取り組む課題 —
A) 生まれ年のワインについての文章をもとに、次の問いに答えよ。答えにも同じ記号を付けること。
(i) 張り紙には何と書いてあるか。
(ii) 値段を尋ねる客は、自分が今年何歳になると言っているか。
(iii) 筆者は先方にどんなことを尋ねるよう促しているか。
B) 生まれ年のワインについての文章で、先方について「分からない」とされている事柄をすべて挙げよ。
C) 生まれ年のワインについての文章を、最後の文の後から書き継いでください。

抜粋本文 —

2018年11月13日(火)

「生まれ年のワインあります」などと張り紙をしていると

 

時々お客様が入ってくる。

 

「今年50歳だけどいくらするの?」と興味深々。

 

だが、こちらは値段を伝える前に色々聴くことにしている。

 

先方の方はワインをお飲みになりますか?

 

また飲まれるとしたらどんなワインがお好きですか?

 

ところがほとんどの方が

 

「知らない」とお答えになる。

 

ということは古いコルクを開けられるかどうか、

 

ワインに合ったグラスを持っているか、

 

また飲み頃温度を含め、

 

飲み方を知っているかどうか

 

分からないということだ。

 

刺身の柵を切れるかどうか

 

(包丁、まな板、切る能力があるかどうか)

 

分からないのに贈るのと一緒だ。

 

このお贈りたい気持ちは大事だが

 

相手のことが分からないのに

 

ワインを送りたい人の多いことに

 

驚かされる。

 

だから、

 

まず先方さんに「30年以上前のワインを

 

飲んだことがあるのか?」等を尋ねるように

 

促している。

データの行 —
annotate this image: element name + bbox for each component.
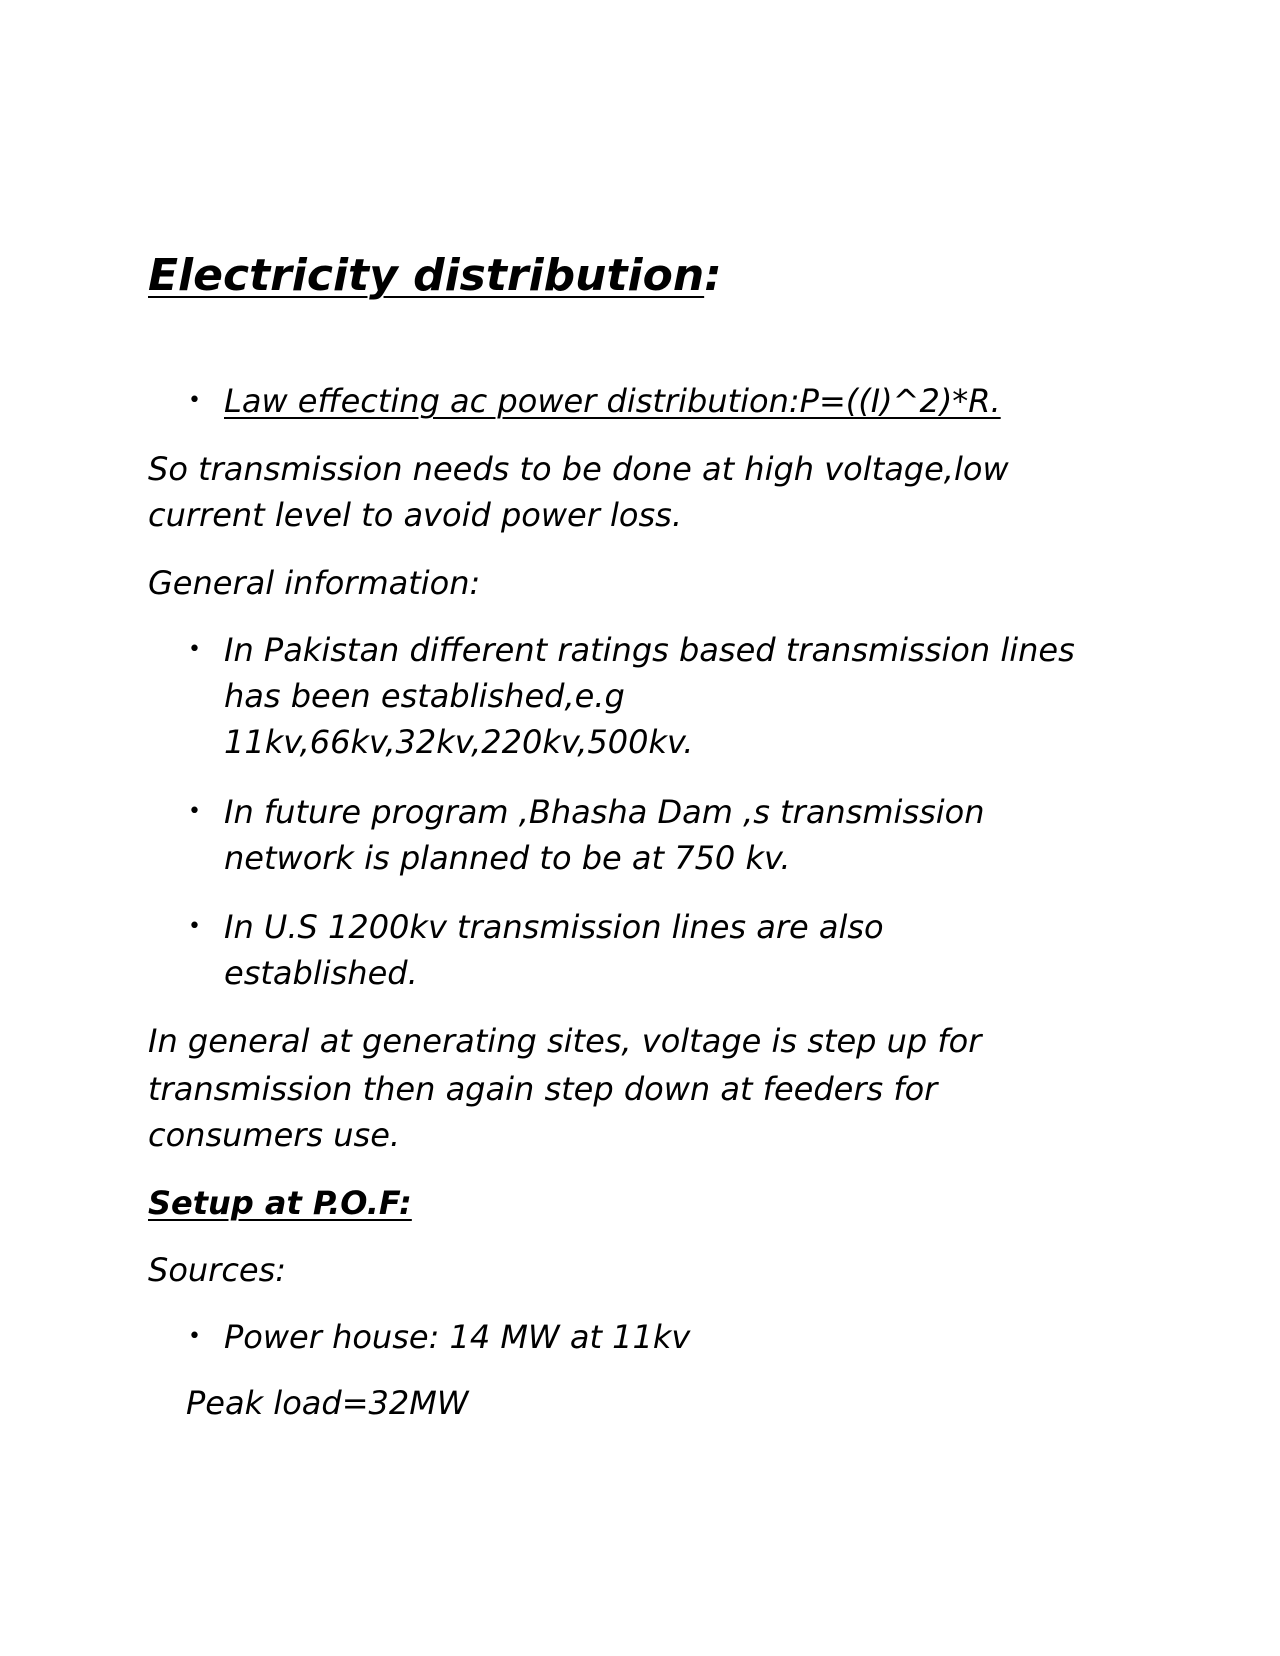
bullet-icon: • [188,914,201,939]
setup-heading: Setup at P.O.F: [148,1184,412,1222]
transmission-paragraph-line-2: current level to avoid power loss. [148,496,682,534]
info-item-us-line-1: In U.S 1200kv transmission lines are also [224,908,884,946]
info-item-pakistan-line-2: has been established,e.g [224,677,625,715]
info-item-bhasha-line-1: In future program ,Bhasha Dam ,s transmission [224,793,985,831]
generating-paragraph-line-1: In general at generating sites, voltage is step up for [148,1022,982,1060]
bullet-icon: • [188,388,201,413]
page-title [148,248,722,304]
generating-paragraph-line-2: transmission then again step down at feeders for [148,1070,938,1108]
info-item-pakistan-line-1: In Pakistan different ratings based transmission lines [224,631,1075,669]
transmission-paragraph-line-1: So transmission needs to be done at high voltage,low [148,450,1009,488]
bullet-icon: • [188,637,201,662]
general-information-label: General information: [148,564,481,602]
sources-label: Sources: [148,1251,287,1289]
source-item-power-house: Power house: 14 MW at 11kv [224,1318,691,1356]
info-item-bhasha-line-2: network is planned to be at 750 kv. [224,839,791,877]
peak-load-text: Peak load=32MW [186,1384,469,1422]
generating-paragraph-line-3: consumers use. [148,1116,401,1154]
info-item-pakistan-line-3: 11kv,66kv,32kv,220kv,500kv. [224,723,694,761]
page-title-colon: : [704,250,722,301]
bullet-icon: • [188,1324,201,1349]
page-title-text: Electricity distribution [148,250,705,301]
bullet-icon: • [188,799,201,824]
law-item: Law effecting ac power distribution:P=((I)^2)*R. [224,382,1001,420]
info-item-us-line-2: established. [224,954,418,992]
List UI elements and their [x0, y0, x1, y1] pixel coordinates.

課題別の解答 —
A)
(i) 「生まれ年のワインあります」
(ii) 50歳
(iii) 「30年以上前のワインを飲んだことがあるのか?」など

B)
・古いコルクを開けられるかどうか
・ワインに合ったグラスを持っているか
・飲み頃温度を含め、飲み方を知っているかどうか

C)
もし古いワインを飲んだことが無ければ、

 

「今年20歳のワインから始めてみませんか?」と。

 

それと一番大事な予算も聴くことにしているが、

 

 

これが一番困る。

 

 

相場を知らない、あるいは無視したような

 

 

驚くことをおっしゃる方が圧倒的だ。

 

 

「今年70歳になる先生に贈りたいけど」

 

 

なんと予算が¥10000くらいらしい。

 

 

普通は最低でも¥50000以上にはなると答えると

 

 

「高い」と怒られる。

 

 

仙台から東京まで行くのに高速バスなら

 

 

片道¥2000位からあるが

 

 

新幹線なら¥11200で約5倍。

 

 

これでJRに高いと文句を言う人がいるのだろうか?

 

 

(ニュースにはならないがいるかもしれない)

 

 

良識のある人なら内容が違うので

 

 

値段も違うことは了解のはず。

 

 

でもことワインになると、

 

 

「あんなものぶどうを絞っただけじゃないか」と

 

 

譲らない。

 

 

負けろ負けろのオンパレード。

 

 

なぜ?と聞くが根拠がないらしい。

 

 

良識のある大人にはいろんな意味で

 

 

「常識的なワイン」を飲んでもらいたい。

 

 

そんなこの頃。

 

 

安くて良いものなんて、この世に絶対ありません。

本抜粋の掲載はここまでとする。